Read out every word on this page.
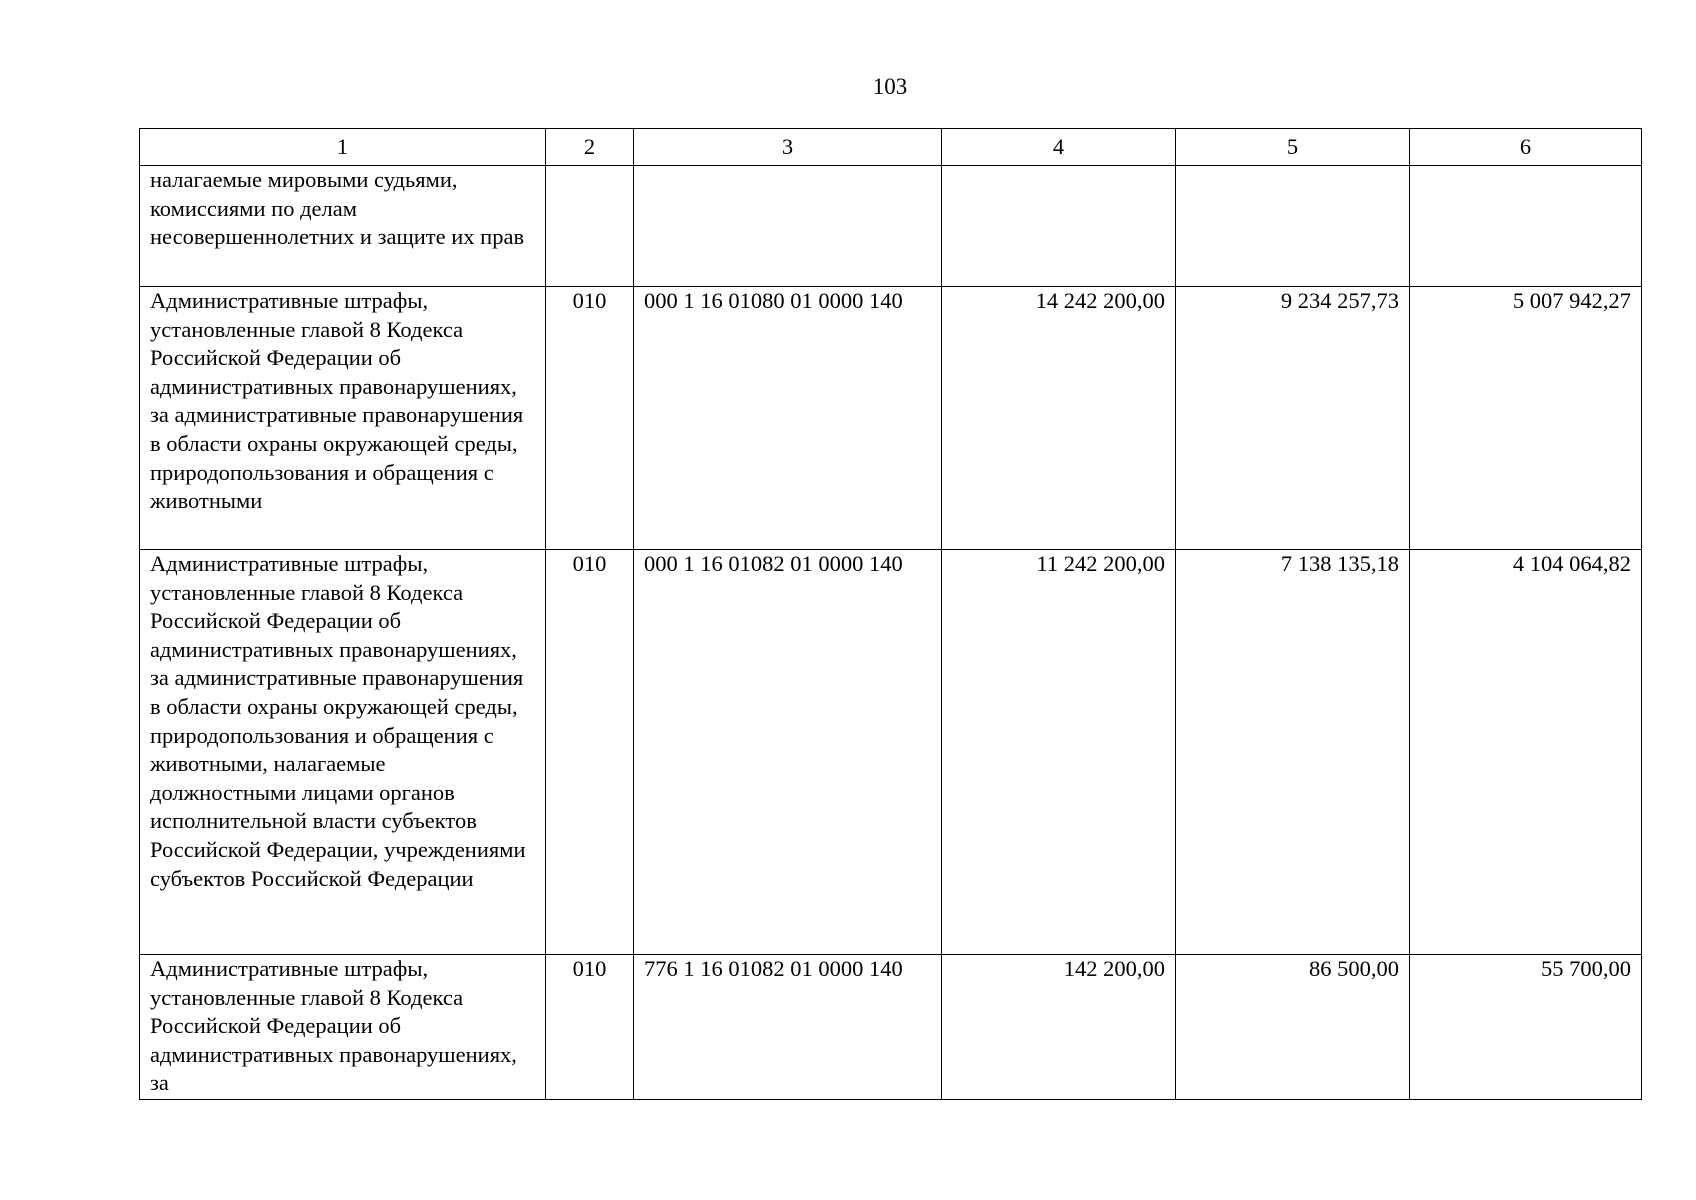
103
1	2	3	4	5	6
налагаемые мировыми судьями, комиссиями по делам несовершеннолетних и защите их прав					
Административные штрафы, установленные главой 8 Кодекса Российской Федерации об административных правонарушениях, за административные правонарушения в области охраны окружающей среды, природопользования и обращения с животными	010	000 1 16 01080 01 0000 140	14 242 200,00	9 234 257,73	5 007 942,27
Административные штрафы, установленные главой 8 Кодекса Российской Федерации об административных правонарушениях, за административные правонарушения в области охраны окружающей среды, природопользования и обращения с животными, налагаемые должностными лицами органов исполнительной власти субъектов Российской Федерации, учреждениями субъектов Российской Федерации	010	000 1 16 01082 01 0000 140	11 242 200,00	7 138 135,18	4 104 064,82
Административные штрафы, установленные главой 8 Кодекса Российской Федерации об административных правонарушениях, за	010	776 1 16 01082 01 0000 140	142 200,00	86 500,00	55 700,00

Your instructions → Copy the listing exactly. Any image in it stays out of the copy.

Final result →
Read out every word on this page.
103
1	2	3	4	5	6
налагаемые мировыми судьями, комиссиями по делам несовершеннолетних и защите их прав					
Административные штрафы, установленные главой 8 Кодекса Российской Федерации об административных правонарушениях, за административные правонарушения в области охраны окружающей среды, природопользования и обращения с животными	010	000 1 16 01080 01 0000 140	14 242 200,00	9 234 257,73	5 007 942,27
Административные штрафы, установленные главой 8 Кодекса Российской Федерации об административных правонарушениях, за административные правонарушения в области охраны окружающей среды, природопользования и обращения с животными, налагаемые должностными лицами органов исполнительной власти субъектов Российской Федерации, учреждениями субъектов Российской Федерации	010	000 1 16 01082 01 0000 140	11 242 200,00	7 138 135,18	4 104 064,82
Административные штрафы, установленные главой 8 Кодекса Российской Федерации об административных правонарушениях, за	010	776 1 16 01082 01 0000 140	142 200,00	86 500,00	55 700,00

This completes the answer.